### Directive
The listing below must be repeated word for word, with its images excluded.

### Record extracts
========================================================================
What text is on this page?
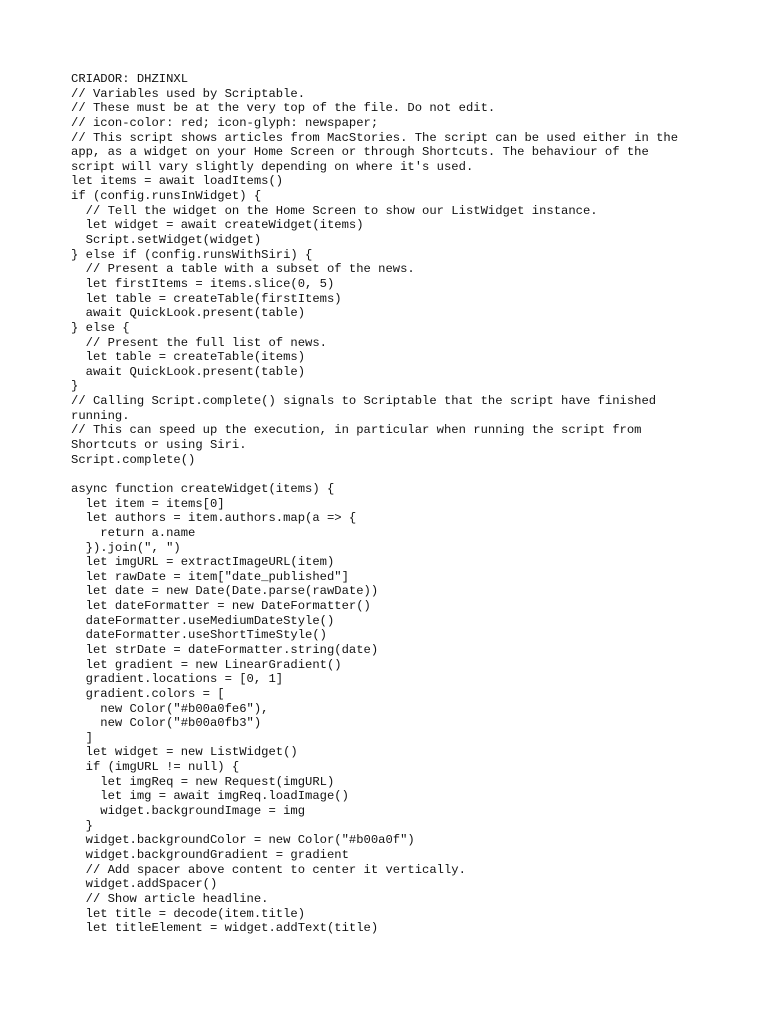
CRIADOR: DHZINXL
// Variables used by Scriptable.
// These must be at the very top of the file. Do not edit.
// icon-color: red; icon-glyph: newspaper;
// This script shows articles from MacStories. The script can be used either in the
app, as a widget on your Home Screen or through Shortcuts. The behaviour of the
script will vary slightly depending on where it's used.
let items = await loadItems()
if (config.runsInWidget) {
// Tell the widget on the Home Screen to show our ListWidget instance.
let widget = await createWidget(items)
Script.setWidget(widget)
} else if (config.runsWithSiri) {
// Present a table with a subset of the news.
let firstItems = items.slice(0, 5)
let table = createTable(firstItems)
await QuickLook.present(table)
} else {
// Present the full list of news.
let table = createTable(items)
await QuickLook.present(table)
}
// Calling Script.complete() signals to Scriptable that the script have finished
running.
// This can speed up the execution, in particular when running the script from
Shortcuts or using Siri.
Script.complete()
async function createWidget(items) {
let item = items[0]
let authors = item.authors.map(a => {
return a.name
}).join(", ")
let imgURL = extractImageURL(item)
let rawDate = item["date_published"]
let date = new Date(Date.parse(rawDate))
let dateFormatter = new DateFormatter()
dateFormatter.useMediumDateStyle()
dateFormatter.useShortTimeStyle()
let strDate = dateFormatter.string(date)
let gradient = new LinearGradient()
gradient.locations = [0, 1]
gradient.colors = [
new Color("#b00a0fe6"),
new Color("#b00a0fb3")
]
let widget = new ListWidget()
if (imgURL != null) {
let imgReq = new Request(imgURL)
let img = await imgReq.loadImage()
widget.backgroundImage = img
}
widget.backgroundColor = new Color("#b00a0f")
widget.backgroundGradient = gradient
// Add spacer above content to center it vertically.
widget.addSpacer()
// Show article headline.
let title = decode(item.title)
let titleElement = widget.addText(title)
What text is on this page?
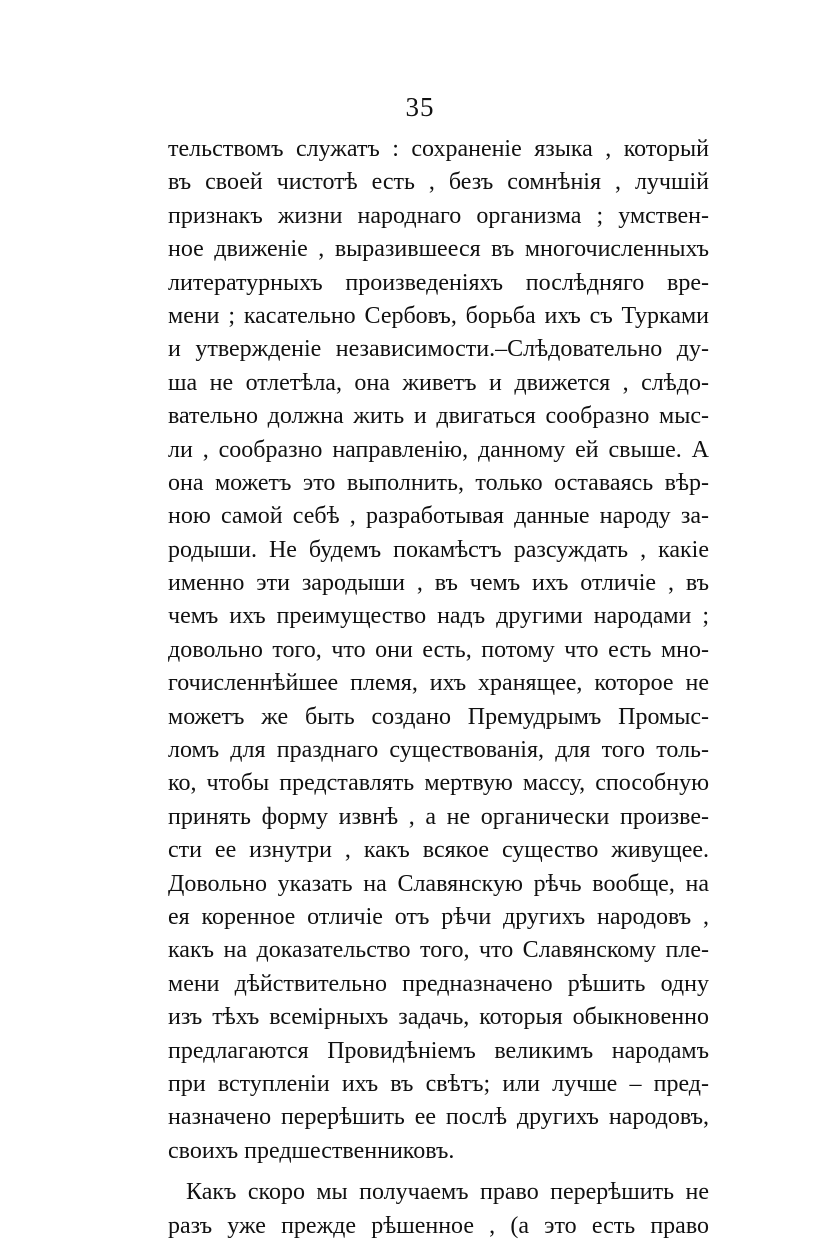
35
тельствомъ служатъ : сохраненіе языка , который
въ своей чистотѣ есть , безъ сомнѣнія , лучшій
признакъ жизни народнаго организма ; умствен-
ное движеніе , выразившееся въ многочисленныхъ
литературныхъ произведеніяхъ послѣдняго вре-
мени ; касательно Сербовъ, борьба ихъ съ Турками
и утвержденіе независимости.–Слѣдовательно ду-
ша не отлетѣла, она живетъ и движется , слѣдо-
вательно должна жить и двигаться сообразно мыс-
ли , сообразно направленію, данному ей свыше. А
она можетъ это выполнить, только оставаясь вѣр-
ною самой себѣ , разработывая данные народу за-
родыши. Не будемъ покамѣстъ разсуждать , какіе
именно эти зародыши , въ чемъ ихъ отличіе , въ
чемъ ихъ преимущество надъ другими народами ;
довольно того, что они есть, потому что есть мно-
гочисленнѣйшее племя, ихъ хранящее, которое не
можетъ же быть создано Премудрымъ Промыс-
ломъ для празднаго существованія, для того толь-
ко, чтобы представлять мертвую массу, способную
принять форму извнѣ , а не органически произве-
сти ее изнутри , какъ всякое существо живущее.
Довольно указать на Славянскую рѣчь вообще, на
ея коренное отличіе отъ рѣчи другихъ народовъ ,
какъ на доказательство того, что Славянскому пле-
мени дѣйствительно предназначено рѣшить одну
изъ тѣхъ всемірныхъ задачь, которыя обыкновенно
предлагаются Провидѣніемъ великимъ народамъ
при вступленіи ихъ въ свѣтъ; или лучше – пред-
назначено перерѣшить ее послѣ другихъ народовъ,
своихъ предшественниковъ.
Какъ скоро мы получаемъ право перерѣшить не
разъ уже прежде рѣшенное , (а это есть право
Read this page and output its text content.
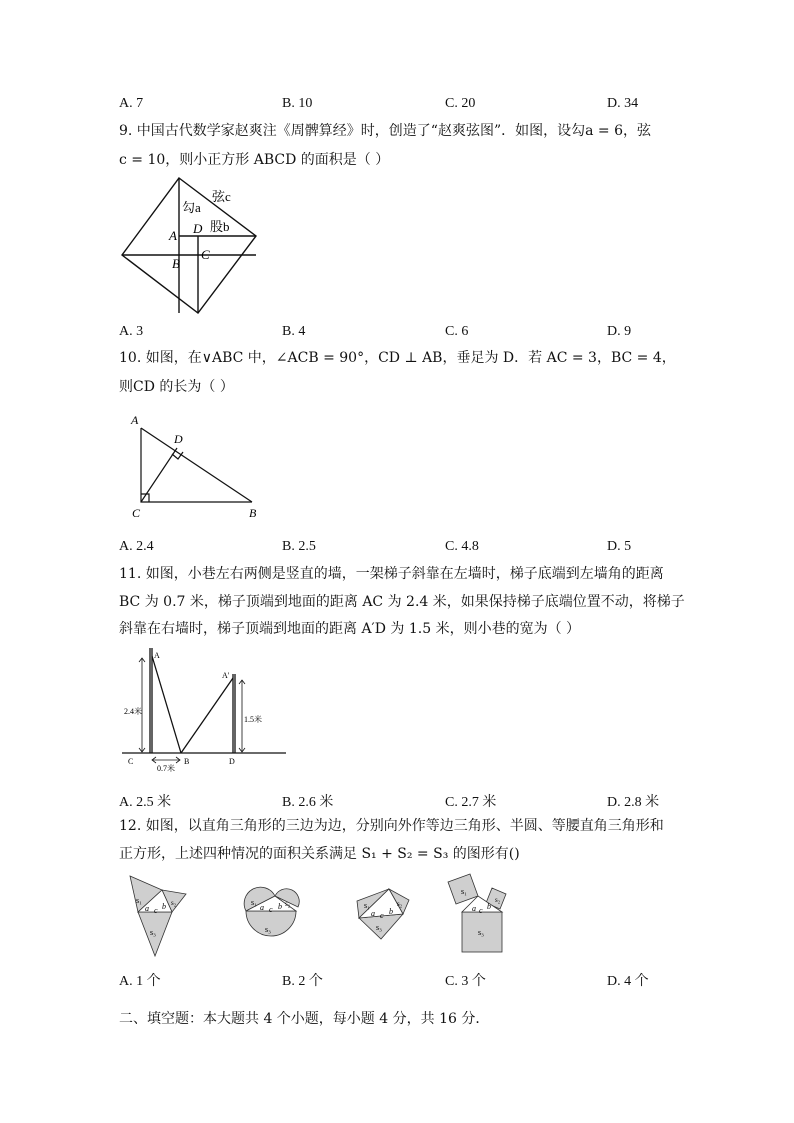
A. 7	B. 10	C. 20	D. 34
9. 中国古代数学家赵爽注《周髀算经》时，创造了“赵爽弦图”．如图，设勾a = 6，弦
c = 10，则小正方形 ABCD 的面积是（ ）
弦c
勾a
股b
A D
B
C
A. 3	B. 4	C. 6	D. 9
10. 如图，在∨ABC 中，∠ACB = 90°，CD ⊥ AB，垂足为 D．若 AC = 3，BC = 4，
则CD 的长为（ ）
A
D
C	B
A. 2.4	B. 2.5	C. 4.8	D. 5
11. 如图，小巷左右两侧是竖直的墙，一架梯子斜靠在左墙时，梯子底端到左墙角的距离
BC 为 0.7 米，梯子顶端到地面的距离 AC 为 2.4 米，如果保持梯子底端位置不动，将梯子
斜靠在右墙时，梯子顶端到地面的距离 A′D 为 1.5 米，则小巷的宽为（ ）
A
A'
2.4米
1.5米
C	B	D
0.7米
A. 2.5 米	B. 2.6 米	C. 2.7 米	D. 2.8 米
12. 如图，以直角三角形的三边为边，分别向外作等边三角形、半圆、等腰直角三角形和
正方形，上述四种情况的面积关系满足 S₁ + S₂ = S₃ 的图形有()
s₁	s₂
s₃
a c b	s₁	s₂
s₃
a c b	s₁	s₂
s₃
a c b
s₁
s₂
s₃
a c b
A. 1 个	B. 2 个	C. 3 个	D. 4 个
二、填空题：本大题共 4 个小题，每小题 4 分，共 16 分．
========================================================================
### Answer to this task
What text is on this page?
CRIADOR: DHZINXL
// Variables used by Scriptable.
// These must be at the very top of the file. Do not edit.
// icon-color: red; icon-glyph: newspaper;
// This script shows articles from MacStories. The script can be used either in the
app, as a widget on your Home Screen or through Shortcuts. The behaviour of the
script will vary slightly depending on where it's used.
let items = await loadItems()
if (config.runsInWidget) {
// Tell the widget on the Home Screen to show our ListWidget instance.
let widget = await createWidget(items)
Script.setWidget(widget)
} else if (config.runsWithSiri) {
// Present a table with a subset of the news.
let firstItems = items.slice(0, 5)
let table = createTable(firstItems)
await QuickLook.present(table)
} else {
// Present the full list of news.
let table = createTable(items)
await QuickLook.present(table)
}
// Calling Script.complete() signals to Scriptable that the script have finished
running.
// This can speed up the execution, in particular when running the script from
Shortcuts or using Siri.
Script.complete()
async function createWidget(items) {
let item = items[0]
let authors = item.authors.map(a => {
return a.name
}).join(", ")
let imgURL = extractImageURL(item)
let rawDate = item["date_published"]
let date = new Date(Date.parse(rawDate))
let dateFormatter = new DateFormatter()
dateFormatter.useMediumDateStyle()
dateFormatter.useShortTimeStyle()
let strDate = dateFormatter.string(date)
let gradient = new LinearGradient()
gradient.locations = [0, 1]
gradient.colors = [
new Color("#b00a0fe6"),
new Color("#b00a0fb3")
]
let widget = new ListWidget()
if (imgURL != null) {
let imgReq = new Request(imgURL)
let img = await imgReq.loadImage()
widget.backgroundImage = img
}
widget.backgroundColor = new Color("#b00a0f")
widget.backgroundGradient = gradient
// Add spacer above content to center it vertically.
widget.addSpacer()
// Show article headline.
let title = decode(item.title)
let titleElement = widget.addText(title)
What text is on this page?
35
тельствомъ служатъ : сохраненіе языка , который
въ своей чистотѣ есть , безъ сомнѣнія , лучшій
признакъ жизни народнаго организма ; умствен-
ное движеніе , выразившееся въ многочисленныхъ
литературныхъ произведеніяхъ послѣдняго вре-
мени ; касательно Сербовъ, борьба ихъ съ Турками
и утвержденіе независимости.–Слѣдовательно ду-
ша не отлетѣла, она живетъ и движется , слѣдо-
вательно должна жить и двигаться сообразно мыс-
ли , сообразно направленію, данному ей свыше. А
она можетъ это выполнить, только оставаясь вѣр-
ною самой себѣ , разработывая данные народу за-
родыши. Не будемъ покамѣстъ разсуждать , какіе
именно эти зародыши , въ чемъ ихъ отличіе , въ
чемъ ихъ преимущество надъ другими народами ;
довольно того, что они есть, потому что есть мно-
гочисленнѣйшее племя, ихъ хранящее, которое не
можетъ же быть создано Премудрымъ Промыс-
ломъ для празднаго существованія, для того толь-
ко, чтобы представлять мертвую массу, способную
принять форму извнѣ , а не органически произве-
сти ее изнутри , какъ всякое существо живущее.
Довольно указать на Славянскую рѣчь вообще, на
ея коренное отличіе отъ рѣчи другихъ народовъ ,
какъ на доказательство того, что Славянскому пле-
мени дѣйствительно предназначено рѣшить одну
изъ тѣхъ всемірныхъ задачь, которыя обыкновенно
предлагаются Провидѣніемъ великимъ народамъ
при вступленіи ихъ въ свѣтъ; или лучше – пред-
назначено перерѣшить ее послѣ другихъ народовъ,
своихъ предшественниковъ.
Какъ скоро мы получаемъ право перерѣшить не
разъ уже прежде рѣшенное , (а это есть право
Read this page and output its text content.
A. 7	B. 10	C. 20	D. 34
9. 中国古代数学家赵爽注《周髀算经》时，创造了“赵爽弦图”．如图，设勾a = 6，弦
c = 10，则小正方形 ABCD 的面积是（ ）
弦c
勾a
股b
A D
B
C
A. 3	B. 4	C. 6	D. 9
10. 如图，在∨ABC 中，∠ACB = 90°，CD ⊥ AB，垂足为 D．若 AC = 3，BC = 4，
则CD 的长为（ ）
A
D
C	B
A. 2.4	B. 2.5	C. 4.8	D. 5
11. 如图，小巷左右两侧是竖直的墙，一架梯子斜靠在左墙时，梯子底端到左墙角的距离
BC 为 0.7 米，梯子顶端到地面的距离 AC 为 2.4 米，如果保持梯子底端位置不动，将梯子
斜靠在右墙时，梯子顶端到地面的距离 A′D 为 1.5 米，则小巷的宽为（ ）
A
A'
2.4米
1.5米
C	B	D
0.7米
A. 2.5 米	B. 2.6 米	C. 2.7 米	D. 2.8 米
12. 如图，以直角三角形的三边为边，分别向外作等边三角形、半圆、等腰直角三角形和
正方形，上述四种情况的面积关系满足 S₁ + S₂ = S₃ 的图形有()
s₁	s₂
s₃
a c b	s₁	s₂
s₃
a c b	s₁	s₂
s₃
a c b
s₁
s₂
s₃
a c b
A. 1 个	B. 2 个	C. 3 个	D. 4 个
二、填空题：本大题共 4 个小题，每小题 4 分，共 16 分．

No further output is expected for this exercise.